Given exercise: Output the entries verbatim, including every line.

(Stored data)

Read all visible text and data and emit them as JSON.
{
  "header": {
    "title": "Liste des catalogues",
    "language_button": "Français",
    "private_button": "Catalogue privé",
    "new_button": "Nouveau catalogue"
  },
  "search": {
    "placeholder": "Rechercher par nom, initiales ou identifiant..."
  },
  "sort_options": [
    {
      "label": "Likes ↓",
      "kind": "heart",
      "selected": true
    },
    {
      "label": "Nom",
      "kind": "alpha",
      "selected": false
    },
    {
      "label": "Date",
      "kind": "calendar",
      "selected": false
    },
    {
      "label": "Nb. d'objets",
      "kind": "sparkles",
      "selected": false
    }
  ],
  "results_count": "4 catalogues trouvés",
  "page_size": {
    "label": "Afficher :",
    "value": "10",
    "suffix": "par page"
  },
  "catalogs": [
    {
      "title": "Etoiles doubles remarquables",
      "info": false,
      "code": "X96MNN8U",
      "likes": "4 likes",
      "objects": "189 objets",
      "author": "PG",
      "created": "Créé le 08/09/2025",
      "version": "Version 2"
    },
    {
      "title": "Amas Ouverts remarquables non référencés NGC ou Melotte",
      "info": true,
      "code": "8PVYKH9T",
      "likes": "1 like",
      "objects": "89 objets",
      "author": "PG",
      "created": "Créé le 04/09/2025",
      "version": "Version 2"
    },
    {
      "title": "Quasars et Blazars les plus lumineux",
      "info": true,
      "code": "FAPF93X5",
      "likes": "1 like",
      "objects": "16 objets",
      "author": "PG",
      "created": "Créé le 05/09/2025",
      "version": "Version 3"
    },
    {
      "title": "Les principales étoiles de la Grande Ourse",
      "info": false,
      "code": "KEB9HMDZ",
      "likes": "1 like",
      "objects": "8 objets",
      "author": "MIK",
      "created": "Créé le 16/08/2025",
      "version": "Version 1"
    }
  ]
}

Correct output:
Read all visible text and data and emit them as JSON.
{
  "header": {
    "title": "Liste des catalogues",
    "language_button": "Français",
    "private_button": "Catalogue privé",
    "new_button": "Nouveau catalogue"
  },
  "search": {
    "placeholder": "Rechercher par nom, initiales ou identifiant..."
  },
  "sort_options": [
    {
      "label": "Likes ↓",
      "kind": "heart",
      "selected": true
    },
    {
      "label": "Nom",
      "kind": "alpha",
      "selected": false
    },
    {
      "label": "Date",
      "kind": "calendar",
      "selected": false
    },
    {
      "label": "Nb. d'objets",
      "kind": "sparkles",
      "selected": false
    }
  ],
  "results_count": "4 catalogues trouvés",
  "page_size": {
    "label": "Afficher :",
    "value": "10",
    "suffix": "par page"
  },
  "catalogs": [
    {
      "title": "Etoiles doubles remarquables",
      "info": false,
      "code": "X96MNN8U",
      "likes": "4 likes",
      "objects": "189 objets",
      "author": "PG",
      "created": "Créé le 08/09/2025",
      "version": "Version 2"
    },
    {
      "title": "Amas Ouverts remarquables non référencés NGC ou Melotte",
      "info": true,
      "code": "8PVYKH9T",
      "likes": "1 like",
      "objects": "89 objets",
      "author": "PG",
      "created": "Créé le 04/09/2025",
      "version": "Version 2"
    },
    {
      "title": "Quasars et Blazars les plus lumineux",
      "info": true,
      "code": "FAPF93X5",
      "likes": "1 like",
      "objects": "16 objets",
      "author": "PG",
      "created": "Créé le 05/09/2025",
      "version": "Version 3"
    },
    {
      "title": "Les principales étoiles de la Grande Ourse",
      "info": false,
      "code": "KEB9HMDZ",
      "likes": "1 like",
      "objects": "8 objets",
      "author": "MIK",
      "created": "Créé le 16/08/2025",
      "version": "Version 1"
    }
  ]
}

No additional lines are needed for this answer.